[Records excerpted from a collection]:
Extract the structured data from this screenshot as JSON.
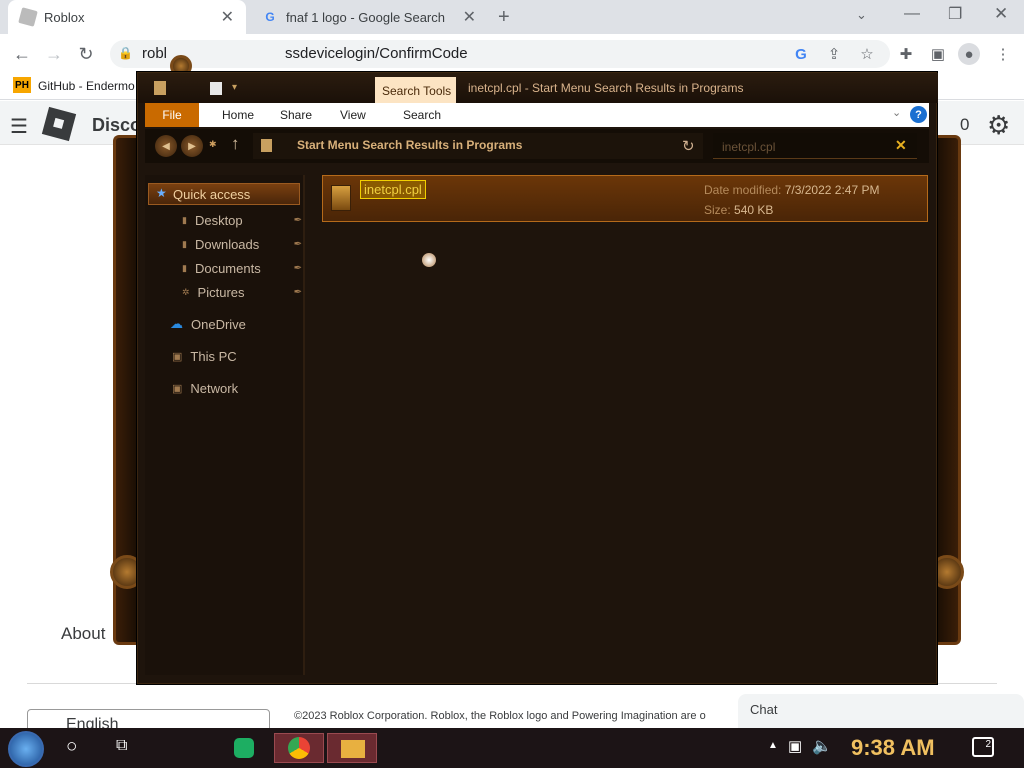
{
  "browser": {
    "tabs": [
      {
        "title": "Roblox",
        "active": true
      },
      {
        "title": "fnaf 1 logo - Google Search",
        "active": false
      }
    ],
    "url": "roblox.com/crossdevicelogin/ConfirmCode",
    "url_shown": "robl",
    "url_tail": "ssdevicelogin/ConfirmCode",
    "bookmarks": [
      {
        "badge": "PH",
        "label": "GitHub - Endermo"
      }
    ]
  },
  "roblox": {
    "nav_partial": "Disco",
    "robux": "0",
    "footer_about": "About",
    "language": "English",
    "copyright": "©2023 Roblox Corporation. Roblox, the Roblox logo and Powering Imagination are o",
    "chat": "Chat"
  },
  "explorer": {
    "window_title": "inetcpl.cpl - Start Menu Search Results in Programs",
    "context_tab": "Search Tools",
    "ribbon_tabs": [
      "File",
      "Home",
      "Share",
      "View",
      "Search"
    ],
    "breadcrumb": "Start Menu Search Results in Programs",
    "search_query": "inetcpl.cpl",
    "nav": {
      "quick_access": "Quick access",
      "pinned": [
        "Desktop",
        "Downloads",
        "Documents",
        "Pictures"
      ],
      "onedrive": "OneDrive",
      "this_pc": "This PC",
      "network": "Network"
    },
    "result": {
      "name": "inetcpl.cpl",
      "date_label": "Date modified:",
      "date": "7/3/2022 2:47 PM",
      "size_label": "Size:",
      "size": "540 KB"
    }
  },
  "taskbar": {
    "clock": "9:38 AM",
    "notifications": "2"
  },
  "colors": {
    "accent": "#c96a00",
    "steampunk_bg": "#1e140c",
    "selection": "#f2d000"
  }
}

[EXERCISE DETAILS]:
Identify and copy the lines holding the word "Results".

[RESPONSE TO THE EXERCISE]:
    "window_title": "inetcpl.cpl - Start Menu Search Results in Programs",
    "breadcrumb": "Start Menu Search Results in Programs",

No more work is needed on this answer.